DIRECTIONS. Copy whichever lines contain the string "Vostok".

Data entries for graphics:
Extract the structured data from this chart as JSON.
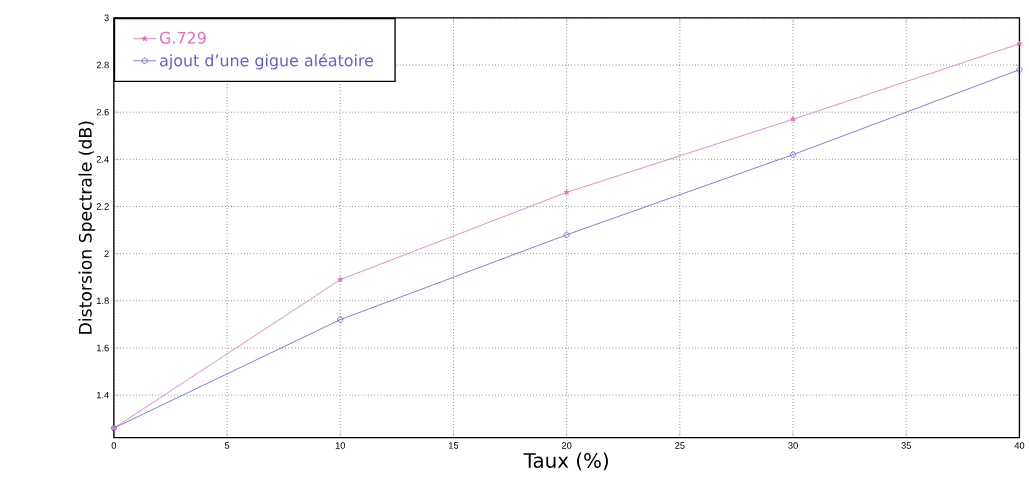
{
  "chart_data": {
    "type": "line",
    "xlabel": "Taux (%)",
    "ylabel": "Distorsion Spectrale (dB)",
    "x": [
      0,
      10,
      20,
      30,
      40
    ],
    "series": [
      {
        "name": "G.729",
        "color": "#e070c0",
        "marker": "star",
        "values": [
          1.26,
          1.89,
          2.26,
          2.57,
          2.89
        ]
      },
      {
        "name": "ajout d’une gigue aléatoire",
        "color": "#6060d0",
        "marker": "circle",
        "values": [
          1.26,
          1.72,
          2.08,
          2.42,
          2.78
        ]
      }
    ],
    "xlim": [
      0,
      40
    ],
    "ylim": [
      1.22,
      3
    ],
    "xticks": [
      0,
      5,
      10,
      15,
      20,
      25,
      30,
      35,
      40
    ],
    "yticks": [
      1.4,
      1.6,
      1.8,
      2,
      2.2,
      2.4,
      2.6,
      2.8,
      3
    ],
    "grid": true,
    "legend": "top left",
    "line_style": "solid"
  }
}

* * *

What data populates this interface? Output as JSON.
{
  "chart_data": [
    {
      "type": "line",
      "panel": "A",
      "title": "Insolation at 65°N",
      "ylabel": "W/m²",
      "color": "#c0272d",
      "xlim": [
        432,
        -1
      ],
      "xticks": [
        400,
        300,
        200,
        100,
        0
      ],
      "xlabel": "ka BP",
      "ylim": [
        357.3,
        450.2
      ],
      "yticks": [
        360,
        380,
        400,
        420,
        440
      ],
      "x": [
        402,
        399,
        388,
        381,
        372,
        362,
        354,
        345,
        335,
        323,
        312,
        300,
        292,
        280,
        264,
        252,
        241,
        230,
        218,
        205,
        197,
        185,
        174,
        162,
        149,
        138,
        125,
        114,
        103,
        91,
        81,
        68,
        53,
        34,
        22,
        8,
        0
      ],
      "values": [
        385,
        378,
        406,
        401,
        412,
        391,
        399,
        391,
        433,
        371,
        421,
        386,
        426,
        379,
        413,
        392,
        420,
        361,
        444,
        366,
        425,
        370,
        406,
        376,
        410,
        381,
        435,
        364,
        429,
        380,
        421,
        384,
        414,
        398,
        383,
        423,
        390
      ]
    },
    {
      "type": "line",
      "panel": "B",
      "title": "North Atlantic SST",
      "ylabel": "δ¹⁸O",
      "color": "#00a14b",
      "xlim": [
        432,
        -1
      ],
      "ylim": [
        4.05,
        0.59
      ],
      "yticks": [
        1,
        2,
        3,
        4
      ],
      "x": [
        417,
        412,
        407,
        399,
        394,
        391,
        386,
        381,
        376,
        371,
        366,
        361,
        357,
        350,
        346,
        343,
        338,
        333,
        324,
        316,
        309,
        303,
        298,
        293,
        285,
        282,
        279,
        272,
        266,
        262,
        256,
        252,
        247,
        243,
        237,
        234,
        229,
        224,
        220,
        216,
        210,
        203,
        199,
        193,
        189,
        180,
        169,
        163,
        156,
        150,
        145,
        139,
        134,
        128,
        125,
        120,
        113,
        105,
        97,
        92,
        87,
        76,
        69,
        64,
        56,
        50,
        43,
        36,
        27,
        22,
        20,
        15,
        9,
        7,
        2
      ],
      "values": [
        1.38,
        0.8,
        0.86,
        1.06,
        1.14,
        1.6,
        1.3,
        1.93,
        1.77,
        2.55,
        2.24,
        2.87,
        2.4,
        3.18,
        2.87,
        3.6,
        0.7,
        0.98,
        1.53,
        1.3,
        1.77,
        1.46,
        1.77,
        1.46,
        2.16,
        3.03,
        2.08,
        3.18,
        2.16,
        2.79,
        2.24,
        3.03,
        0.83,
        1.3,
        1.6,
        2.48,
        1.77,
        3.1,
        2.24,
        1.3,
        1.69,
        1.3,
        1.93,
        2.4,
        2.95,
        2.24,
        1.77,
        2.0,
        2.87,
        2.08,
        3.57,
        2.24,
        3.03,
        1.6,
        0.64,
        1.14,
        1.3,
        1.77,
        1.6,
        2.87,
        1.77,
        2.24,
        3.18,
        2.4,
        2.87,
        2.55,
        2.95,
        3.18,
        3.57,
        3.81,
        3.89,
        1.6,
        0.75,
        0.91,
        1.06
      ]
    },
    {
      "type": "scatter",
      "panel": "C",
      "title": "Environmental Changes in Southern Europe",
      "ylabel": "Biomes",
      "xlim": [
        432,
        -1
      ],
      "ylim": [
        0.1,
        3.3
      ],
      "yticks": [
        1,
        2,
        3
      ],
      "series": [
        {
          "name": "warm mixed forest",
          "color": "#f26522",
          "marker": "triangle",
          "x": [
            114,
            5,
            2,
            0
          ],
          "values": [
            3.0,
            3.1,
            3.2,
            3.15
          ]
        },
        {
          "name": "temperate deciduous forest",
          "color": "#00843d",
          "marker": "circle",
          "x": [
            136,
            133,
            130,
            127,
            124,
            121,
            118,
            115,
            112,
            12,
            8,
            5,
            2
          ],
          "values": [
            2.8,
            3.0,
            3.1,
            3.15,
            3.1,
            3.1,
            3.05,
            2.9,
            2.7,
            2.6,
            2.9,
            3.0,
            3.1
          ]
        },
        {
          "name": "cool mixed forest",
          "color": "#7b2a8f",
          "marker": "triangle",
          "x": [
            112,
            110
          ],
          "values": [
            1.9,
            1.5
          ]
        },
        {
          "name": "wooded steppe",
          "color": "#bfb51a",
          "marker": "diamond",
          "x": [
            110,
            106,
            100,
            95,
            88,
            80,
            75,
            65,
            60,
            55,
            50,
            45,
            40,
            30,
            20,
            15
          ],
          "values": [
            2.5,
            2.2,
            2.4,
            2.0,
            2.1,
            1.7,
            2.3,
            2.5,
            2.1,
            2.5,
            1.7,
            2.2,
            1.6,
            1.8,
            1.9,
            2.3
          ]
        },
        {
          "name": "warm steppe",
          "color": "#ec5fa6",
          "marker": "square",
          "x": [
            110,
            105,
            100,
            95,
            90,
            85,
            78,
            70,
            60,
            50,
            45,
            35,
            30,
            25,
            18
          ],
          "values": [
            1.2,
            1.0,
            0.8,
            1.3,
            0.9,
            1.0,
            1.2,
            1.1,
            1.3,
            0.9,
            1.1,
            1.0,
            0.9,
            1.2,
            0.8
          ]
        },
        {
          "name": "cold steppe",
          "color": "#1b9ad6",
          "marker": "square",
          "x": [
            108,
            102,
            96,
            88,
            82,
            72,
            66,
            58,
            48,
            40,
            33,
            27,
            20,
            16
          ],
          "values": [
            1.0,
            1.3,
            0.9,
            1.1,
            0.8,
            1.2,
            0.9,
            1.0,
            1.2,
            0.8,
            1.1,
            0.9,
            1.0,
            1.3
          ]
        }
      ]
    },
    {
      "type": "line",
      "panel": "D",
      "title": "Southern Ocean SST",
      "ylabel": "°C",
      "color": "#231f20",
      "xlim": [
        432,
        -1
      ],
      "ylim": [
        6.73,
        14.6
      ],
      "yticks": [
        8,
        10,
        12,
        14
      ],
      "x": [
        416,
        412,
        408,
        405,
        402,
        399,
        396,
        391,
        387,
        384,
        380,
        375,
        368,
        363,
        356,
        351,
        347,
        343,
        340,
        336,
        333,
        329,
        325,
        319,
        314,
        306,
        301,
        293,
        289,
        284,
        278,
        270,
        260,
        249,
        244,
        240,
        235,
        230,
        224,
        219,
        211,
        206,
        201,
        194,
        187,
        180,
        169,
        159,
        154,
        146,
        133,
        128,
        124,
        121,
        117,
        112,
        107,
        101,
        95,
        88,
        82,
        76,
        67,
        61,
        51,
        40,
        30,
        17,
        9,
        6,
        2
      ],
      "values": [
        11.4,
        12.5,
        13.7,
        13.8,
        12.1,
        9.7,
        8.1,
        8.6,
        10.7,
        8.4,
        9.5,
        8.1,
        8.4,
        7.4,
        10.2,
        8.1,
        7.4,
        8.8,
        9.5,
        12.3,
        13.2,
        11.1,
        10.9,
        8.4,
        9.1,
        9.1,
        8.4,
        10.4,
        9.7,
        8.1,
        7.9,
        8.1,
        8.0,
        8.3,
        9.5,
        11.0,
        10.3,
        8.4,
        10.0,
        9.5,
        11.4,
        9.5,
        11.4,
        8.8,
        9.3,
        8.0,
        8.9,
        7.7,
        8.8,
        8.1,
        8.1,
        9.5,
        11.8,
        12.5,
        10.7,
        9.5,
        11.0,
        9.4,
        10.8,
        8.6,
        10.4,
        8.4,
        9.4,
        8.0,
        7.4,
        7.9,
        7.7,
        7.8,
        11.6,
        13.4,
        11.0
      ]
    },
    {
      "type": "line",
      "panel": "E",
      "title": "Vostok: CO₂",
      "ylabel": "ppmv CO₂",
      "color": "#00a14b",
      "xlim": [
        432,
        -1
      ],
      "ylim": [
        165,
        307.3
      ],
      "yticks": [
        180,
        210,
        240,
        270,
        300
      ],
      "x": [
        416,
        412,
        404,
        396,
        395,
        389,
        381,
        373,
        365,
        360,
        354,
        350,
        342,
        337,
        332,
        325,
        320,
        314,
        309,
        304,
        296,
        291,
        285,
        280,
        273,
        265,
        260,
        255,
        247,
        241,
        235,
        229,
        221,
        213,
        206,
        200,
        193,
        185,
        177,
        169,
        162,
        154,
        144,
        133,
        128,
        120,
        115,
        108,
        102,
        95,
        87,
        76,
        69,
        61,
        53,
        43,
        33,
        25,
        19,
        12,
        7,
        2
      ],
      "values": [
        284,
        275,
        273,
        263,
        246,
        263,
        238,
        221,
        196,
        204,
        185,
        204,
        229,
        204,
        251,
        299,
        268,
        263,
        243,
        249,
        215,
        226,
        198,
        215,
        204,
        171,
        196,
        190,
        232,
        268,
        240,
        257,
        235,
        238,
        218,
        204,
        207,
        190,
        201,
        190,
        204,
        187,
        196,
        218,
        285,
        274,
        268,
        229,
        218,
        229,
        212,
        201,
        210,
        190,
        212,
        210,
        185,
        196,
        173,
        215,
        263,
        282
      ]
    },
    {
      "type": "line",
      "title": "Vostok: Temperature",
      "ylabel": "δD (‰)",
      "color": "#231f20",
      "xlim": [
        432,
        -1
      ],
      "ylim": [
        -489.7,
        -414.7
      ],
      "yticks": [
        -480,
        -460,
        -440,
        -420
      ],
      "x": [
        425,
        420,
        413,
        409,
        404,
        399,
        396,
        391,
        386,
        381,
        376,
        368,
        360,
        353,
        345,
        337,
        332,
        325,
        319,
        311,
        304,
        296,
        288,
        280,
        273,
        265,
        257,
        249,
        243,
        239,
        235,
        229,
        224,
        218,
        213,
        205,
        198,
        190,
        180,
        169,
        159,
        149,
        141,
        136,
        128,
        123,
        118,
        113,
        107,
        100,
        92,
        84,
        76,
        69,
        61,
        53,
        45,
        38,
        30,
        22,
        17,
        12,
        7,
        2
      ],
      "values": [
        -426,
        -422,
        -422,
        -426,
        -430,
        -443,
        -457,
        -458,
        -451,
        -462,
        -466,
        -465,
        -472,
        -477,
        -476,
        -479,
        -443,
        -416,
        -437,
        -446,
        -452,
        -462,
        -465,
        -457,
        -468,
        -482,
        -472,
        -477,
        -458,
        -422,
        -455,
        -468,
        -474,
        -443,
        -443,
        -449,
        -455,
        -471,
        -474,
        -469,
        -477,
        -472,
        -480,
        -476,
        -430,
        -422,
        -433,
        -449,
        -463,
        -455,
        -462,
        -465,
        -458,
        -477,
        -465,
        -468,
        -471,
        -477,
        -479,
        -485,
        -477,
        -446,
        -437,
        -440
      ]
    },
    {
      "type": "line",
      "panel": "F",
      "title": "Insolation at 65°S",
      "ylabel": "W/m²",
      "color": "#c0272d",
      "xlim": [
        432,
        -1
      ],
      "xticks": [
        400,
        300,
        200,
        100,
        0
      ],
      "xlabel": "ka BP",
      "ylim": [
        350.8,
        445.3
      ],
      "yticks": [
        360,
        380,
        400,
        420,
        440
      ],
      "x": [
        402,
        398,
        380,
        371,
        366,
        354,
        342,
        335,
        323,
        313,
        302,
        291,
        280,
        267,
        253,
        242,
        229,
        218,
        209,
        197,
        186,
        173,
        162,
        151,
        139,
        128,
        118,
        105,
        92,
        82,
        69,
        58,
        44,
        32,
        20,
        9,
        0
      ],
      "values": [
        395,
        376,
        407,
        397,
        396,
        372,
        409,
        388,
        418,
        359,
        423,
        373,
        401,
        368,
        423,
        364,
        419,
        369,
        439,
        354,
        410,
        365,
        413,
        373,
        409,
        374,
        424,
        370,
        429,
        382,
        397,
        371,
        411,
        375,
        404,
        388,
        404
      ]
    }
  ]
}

--

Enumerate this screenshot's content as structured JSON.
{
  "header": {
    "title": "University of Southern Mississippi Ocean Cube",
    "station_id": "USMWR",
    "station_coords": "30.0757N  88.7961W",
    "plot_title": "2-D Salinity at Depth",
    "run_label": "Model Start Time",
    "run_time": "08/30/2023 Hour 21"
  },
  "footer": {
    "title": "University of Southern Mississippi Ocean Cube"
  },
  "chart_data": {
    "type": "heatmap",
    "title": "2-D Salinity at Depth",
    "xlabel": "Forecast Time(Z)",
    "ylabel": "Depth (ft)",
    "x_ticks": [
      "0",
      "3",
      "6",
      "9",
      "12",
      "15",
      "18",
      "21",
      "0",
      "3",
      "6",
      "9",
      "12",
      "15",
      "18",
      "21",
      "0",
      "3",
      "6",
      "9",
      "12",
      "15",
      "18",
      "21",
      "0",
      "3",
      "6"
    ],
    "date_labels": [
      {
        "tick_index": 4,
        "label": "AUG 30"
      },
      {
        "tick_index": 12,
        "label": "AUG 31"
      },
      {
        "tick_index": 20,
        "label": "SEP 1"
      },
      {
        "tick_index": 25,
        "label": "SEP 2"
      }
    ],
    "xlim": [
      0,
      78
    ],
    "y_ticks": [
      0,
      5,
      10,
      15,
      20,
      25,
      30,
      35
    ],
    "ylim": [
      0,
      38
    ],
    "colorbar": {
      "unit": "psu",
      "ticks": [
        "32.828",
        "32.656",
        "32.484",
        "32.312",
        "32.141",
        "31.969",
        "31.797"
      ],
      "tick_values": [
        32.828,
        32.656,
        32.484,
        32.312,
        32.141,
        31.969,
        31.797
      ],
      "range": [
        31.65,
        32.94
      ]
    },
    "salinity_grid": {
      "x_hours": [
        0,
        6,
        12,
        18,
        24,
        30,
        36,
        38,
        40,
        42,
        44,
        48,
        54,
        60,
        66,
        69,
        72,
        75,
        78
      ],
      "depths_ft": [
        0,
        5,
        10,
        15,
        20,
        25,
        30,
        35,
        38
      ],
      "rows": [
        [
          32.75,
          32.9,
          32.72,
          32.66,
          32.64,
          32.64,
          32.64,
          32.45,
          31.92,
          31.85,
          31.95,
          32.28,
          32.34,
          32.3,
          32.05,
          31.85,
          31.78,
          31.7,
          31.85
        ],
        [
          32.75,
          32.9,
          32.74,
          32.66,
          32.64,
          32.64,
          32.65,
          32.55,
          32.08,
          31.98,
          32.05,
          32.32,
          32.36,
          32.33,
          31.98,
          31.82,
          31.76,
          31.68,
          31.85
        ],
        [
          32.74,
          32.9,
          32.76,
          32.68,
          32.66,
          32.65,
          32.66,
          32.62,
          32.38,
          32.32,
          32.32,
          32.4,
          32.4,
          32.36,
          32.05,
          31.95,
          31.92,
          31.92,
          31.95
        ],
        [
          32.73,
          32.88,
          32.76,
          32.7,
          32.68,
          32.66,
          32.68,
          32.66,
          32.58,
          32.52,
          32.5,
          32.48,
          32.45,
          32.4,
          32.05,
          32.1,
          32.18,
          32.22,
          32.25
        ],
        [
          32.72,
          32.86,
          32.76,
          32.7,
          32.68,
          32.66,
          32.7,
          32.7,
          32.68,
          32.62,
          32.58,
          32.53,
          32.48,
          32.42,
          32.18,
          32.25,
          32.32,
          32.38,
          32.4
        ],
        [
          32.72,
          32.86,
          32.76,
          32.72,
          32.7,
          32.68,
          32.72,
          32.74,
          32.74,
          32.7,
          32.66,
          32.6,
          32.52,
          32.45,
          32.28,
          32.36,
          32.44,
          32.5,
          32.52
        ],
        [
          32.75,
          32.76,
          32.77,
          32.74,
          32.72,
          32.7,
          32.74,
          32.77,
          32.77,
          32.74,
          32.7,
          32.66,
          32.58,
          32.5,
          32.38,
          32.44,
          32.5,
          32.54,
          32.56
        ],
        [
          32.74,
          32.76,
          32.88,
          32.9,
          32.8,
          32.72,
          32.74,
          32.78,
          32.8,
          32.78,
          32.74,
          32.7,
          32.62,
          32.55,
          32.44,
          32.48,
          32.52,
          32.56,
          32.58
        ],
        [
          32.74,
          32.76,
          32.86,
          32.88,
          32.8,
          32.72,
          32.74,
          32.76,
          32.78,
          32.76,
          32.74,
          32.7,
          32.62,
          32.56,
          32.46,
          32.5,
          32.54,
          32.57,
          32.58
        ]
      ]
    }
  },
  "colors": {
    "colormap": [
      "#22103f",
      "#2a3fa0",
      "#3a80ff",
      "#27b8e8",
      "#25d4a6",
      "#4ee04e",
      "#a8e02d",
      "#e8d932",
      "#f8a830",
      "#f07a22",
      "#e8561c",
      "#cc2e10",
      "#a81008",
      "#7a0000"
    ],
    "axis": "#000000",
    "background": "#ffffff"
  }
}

COMPLETE ANSWER.
      "title": "Vostok: CO₂",
      "title": "Vostok: Temperature",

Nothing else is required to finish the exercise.